• [EXERCISE REQUIREMENTS]: Everything in the listing should be restated word for word.

*** SUPPLIED DATA

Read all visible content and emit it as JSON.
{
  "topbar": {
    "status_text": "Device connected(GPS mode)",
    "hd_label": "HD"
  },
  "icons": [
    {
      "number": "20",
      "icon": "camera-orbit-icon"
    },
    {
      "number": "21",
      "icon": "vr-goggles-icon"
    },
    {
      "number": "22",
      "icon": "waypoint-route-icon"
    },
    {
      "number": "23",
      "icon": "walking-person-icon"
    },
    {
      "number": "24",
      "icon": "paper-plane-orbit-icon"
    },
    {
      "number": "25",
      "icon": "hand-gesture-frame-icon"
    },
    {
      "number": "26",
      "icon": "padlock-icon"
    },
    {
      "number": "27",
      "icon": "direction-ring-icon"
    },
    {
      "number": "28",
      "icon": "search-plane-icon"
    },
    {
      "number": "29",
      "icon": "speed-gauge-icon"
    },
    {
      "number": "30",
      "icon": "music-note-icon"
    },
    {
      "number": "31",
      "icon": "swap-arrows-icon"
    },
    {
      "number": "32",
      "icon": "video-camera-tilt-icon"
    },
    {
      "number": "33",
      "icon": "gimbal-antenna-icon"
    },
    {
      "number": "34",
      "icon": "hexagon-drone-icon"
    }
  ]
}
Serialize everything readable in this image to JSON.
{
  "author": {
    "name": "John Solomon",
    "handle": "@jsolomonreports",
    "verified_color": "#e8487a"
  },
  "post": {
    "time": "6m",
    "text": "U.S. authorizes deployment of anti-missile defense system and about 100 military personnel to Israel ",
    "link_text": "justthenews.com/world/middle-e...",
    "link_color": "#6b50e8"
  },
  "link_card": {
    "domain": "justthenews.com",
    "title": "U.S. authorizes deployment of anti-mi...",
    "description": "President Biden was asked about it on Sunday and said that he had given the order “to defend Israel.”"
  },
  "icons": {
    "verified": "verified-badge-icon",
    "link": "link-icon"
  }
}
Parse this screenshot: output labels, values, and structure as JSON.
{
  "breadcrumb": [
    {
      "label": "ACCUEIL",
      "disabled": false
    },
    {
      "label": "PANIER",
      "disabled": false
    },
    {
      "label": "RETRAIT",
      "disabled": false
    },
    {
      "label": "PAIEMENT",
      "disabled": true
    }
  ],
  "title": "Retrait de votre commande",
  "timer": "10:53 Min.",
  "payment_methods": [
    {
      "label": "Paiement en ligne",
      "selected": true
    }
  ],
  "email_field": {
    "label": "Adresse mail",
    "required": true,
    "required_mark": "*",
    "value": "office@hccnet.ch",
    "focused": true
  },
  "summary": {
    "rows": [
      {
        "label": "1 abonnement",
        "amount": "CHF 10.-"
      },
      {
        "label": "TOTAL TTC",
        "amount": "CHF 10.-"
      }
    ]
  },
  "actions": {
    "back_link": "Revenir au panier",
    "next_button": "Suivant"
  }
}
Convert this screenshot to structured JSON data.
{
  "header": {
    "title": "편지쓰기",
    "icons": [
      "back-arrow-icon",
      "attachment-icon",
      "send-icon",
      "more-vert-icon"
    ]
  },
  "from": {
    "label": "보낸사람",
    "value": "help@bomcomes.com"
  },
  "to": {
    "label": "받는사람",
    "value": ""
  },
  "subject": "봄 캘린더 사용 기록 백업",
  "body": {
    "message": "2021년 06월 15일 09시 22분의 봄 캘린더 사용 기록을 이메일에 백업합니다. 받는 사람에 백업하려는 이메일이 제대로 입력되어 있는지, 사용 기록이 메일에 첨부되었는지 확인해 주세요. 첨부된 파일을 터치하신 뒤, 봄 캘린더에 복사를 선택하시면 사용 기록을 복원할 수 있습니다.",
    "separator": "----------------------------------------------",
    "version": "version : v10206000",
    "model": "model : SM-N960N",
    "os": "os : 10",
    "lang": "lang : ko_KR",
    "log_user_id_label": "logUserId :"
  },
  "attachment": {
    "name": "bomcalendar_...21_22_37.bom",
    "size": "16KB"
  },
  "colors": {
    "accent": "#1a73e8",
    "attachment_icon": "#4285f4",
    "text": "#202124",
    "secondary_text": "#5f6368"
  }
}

******

• [THE SOLUTION]:
Read all visible content and emit it as JSON.
{
  "topbar": {
    "status_text": "Device connected(GPS mode)",
    "hd_label": "HD"
  },
  "icons": [
    {
      "number": "20",
      "icon": "camera-orbit-icon"
    },
    {
      "number": "21",
      "icon": "vr-goggles-icon"
    },
    {
      "number": "22",
      "icon": "waypoint-route-icon"
    },
    {
      "number": "23",
      "icon": "walking-person-icon"
    },
    {
      "number": "24",
      "icon": "paper-plane-orbit-icon"
    },
    {
      "number": "25",
      "icon": "hand-gesture-frame-icon"
    },
    {
      "number": "26",
      "icon": "padlock-icon"
    },
    {
      "number": "27",
      "icon": "direction-ring-icon"
    },
    {
      "number": "28",
      "icon": "search-plane-icon"
    },
    {
      "number": "29",
      "icon": "speed-gauge-icon"
    },
    {
      "number": "30",
      "icon": "music-note-icon"
    },
    {
      "number": "31",
      "icon": "swap-arrows-icon"
    },
    {
      "number": "32",
      "icon": "video-camera-tilt-icon"
    },
    {
      "number": "33",
      "icon": "gimbal-antenna-icon"
    },
    {
      "number": "34",
      "icon": "hexagon-drone-icon"
    }
  ]
}
Serialize everything readable in this image to JSON.
{
  "author": {
    "name": "John Solomon",
    "handle": "@jsolomonreports",
    "verified_color": "#e8487a"
  },
  "post": {
    "time": "6m",
    "text": "U.S. authorizes deployment of anti-missile defense system and about 100 military personnel to Israel ",
    "link_text": "justthenews.com/world/middle-e...",
    "link_color": "#6b50e8"
  },
  "link_card": {
    "domain": "justthenews.com",
    "title": "U.S. authorizes deployment of anti-mi...",
    "description": "President Biden was asked about it on Sunday and said that he had given the order “to defend Israel.”"
  },
  "icons": {
    "verified": "verified-badge-icon",
    "link": "link-icon"
  }
}
Parse this screenshot: output labels, values, and structure as JSON.
{
  "breadcrumb": [
    {
      "label": "ACCUEIL",
      "disabled": false
    },
    {
      "label": "PANIER",
      "disabled": false
    },
    {
      "label": "RETRAIT",
      "disabled": false
    },
    {
      "label": "PAIEMENT",
      "disabled": true
    }
  ],
  "title": "Retrait de votre commande",
  "timer": "10:53 Min.",
  "payment_methods": [
    {
      "label": "Paiement en ligne",
      "selected": true
    }
  ],
  "email_field": {
    "label": "Adresse mail",
    "required": true,
    "required_mark": "*",
    "value": "office@hccnet.ch",
    "focused": true
  },
  "summary": {
    "rows": [
      {
        "label": "1 abonnement",
        "amount": "CHF 10.-"
      },
      {
        "label": "TOTAL TTC",
        "amount": "CHF 10.-"
      }
    ]
  },
  "actions": {
    "back_link": "Revenir au panier",
    "next_button": "Suivant"
  }
}
Convert this screenshot to structured JSON data.
{
  "header": {
    "title": "편지쓰기",
    "icons": [
      "back-arrow-icon",
      "attachment-icon",
      "send-icon",
      "more-vert-icon"
    ]
  },
  "from": {
    "label": "보낸사람",
    "value": "help@bomcomes.com"
  },
  "to": {
    "label": "받는사람",
    "value": ""
  },
  "subject": "봄 캘린더 사용 기록 백업",
  "body": {
    "message": "2021년 06월 15일 09시 22분의 봄 캘린더 사용 기록을 이메일에 백업합니다. 받는 사람에 백업하려는 이메일이 제대로 입력되어 있는지, 사용 기록이 메일에 첨부되었는지 확인해 주세요. 첨부된 파일을 터치하신 뒤, 봄 캘린더에 복사를 선택하시면 사용 기록을 복원할 수 있습니다.",
    "separator": "----------------------------------------------",
    "version": "version : v10206000",
    "model": "model : SM-N960N",
    "os": "os : 10",
    "lang": "lang : ko_KR",
    "log_user_id_label": "logUserId :"
  },
  "attachment": {
    "name": "bomcalendar_...21_22_37.bom",
    "size": "16KB"
  },
  "colors": {
    "accent": "#1a73e8",
    "attachment_icon": "#4285f4",
    "text": "#202124",
    "secondary_text": "#5f6368"
  }
}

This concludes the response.